— start MATERIALS PROVIDED —

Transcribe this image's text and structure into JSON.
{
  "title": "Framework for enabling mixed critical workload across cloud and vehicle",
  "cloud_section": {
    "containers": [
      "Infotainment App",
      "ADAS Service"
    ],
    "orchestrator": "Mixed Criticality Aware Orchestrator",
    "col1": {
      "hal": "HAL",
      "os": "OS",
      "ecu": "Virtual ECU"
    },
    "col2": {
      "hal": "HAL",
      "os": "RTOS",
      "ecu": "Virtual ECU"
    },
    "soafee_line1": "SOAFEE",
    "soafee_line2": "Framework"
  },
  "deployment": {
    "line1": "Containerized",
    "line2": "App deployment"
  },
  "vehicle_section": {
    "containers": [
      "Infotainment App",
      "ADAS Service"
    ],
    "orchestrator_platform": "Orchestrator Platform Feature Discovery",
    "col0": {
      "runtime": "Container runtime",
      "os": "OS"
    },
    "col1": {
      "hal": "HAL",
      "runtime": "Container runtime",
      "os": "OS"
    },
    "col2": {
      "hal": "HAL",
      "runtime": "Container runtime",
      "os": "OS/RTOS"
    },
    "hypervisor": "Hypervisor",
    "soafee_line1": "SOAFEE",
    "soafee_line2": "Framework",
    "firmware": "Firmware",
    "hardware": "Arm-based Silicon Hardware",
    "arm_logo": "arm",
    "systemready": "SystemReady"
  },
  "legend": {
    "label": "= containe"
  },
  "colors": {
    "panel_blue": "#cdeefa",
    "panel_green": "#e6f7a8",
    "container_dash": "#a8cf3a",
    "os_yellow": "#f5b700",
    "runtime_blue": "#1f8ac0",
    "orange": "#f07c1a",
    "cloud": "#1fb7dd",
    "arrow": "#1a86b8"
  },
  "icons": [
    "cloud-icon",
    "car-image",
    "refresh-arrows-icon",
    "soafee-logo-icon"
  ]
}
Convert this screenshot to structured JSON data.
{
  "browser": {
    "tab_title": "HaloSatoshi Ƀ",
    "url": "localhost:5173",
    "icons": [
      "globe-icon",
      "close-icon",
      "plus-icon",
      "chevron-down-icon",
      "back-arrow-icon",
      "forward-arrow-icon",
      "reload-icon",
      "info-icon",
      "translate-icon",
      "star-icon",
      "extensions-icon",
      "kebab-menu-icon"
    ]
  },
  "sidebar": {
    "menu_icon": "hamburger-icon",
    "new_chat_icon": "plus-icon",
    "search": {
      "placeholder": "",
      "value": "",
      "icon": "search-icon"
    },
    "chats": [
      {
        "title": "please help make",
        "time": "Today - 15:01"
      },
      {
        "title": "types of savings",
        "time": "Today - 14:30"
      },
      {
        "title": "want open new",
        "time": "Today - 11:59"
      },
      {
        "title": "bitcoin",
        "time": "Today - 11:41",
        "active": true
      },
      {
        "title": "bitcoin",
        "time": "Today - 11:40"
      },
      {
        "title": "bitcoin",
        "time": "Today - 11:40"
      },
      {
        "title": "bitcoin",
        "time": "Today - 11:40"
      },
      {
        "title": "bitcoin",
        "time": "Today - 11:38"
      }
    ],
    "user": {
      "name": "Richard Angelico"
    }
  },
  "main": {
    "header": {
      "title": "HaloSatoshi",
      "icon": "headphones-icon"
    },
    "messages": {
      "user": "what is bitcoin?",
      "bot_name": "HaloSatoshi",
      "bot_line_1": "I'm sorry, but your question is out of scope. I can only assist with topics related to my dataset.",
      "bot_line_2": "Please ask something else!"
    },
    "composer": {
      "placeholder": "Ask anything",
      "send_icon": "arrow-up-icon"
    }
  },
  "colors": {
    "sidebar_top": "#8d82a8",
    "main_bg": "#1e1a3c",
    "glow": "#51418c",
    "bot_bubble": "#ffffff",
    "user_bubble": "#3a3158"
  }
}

— end MATERIALS PROVIDED —

[EXERCISE DETAILS]: Repeat the data precisely, reproducing every entry.

[PROBLEM SOLUTION]:
Transcribe this image's text and structure into JSON.
{
  "title": "Framework for enabling mixed critical workload across cloud and vehicle",
  "cloud_section": {
    "containers": [
      "Infotainment App",
      "ADAS Service"
    ],
    "orchestrator": "Mixed Criticality Aware Orchestrator",
    "col1": {
      "hal": "HAL",
      "os": "OS",
      "ecu": "Virtual ECU"
    },
    "col2": {
      "hal": "HAL",
      "os": "RTOS",
      "ecu": "Virtual ECU"
    },
    "soafee_line1": "SOAFEE",
    "soafee_line2": "Framework"
  },
  "deployment": {
    "line1": "Containerized",
    "line2": "App deployment"
  },
  "vehicle_section": {
    "containers": [
      "Infotainment App",
      "ADAS Service"
    ],
    "orchestrator_platform": "Orchestrator Platform Feature Discovery",
    "col0": {
      "runtime": "Container runtime",
      "os": "OS"
    },
    "col1": {
      "hal": "HAL",
      "runtime": "Container runtime",
      "os": "OS"
    },
    "col2": {
      "hal": "HAL",
      "runtime": "Container runtime",
      "os": "OS/RTOS"
    },
    "hypervisor": "Hypervisor",
    "soafee_line1": "SOAFEE",
    "soafee_line2": "Framework",
    "firmware": "Firmware",
    "hardware": "Arm-based Silicon Hardware",
    "arm_logo": "arm",
    "systemready": "SystemReady"
  },
  "legend": {
    "label": "= containe"
  },
  "colors": {
    "panel_blue": "#cdeefa",
    "panel_green": "#e6f7a8",
    "container_dash": "#a8cf3a",
    "os_yellow": "#f5b700",
    "runtime_blue": "#1f8ac0",
    "orange": "#f07c1a",
    "cloud": "#1fb7dd",
    "arrow": "#1a86b8"
  },
  "icons": [
    "cloud-icon",
    "car-image",
    "refresh-arrows-icon",
    "soafee-logo-icon"
  ]
}
Convert this screenshot to structured JSON data.
{
  "browser": {
    "tab_title": "HaloSatoshi Ƀ",
    "url": "localhost:5173",
    "icons": [
      "globe-icon",
      "close-icon",
      "plus-icon",
      "chevron-down-icon",
      "back-arrow-icon",
      "forward-arrow-icon",
      "reload-icon",
      "info-icon",
      "translate-icon",
      "star-icon",
      "extensions-icon",
      "kebab-menu-icon"
    ]
  },
  "sidebar": {
    "menu_icon": "hamburger-icon",
    "new_chat_icon": "plus-icon",
    "search": {
      "placeholder": "",
      "value": "",
      "icon": "search-icon"
    },
    "chats": [
      {
        "title": "please help make",
        "time": "Today - 15:01"
      },
      {
        "title": "types of savings",
        "time": "Today - 14:30"
      },
      {
        "title": "want open new",
        "time": "Today - 11:59"
      },
      {
        "title": "bitcoin",
        "time": "Today - 11:41",
        "active": true
      },
      {
        "title": "bitcoin",
        "time": "Today - 11:40"
      },
      {
        "title": "bitcoin",
        "time": "Today - 11:40"
      },
      {
        "title": "bitcoin",
        "time": "Today - 11:40"
      },
      {
        "title": "bitcoin",
        "time": "Today - 11:38"
      }
    ],
    "user": {
      "name": "Richard Angelico"
    }
  },
  "main": {
    "header": {
      "title": "HaloSatoshi",
      "icon": "headphones-icon"
    },
    "messages": {
      "user": "what is bitcoin?",
      "bot_name": "HaloSatoshi",
      "bot_line_1": "I'm sorry, but your question is out of scope. I can only assist with topics related to my dataset.",
      "bot_line_2": "Please ask something else!"
    },
    "composer": {
      "placeholder": "Ask anything",
      "send_icon": "arrow-up-icon"
    }
  },
  "colors": {
    "sidebar_top": "#8d82a8",
    "main_bg": "#1e1a3c",
    "glow": "#51418c",
    "bot_bubble": "#ffffff",
    "user_bubble": "#3a3158"
  }
}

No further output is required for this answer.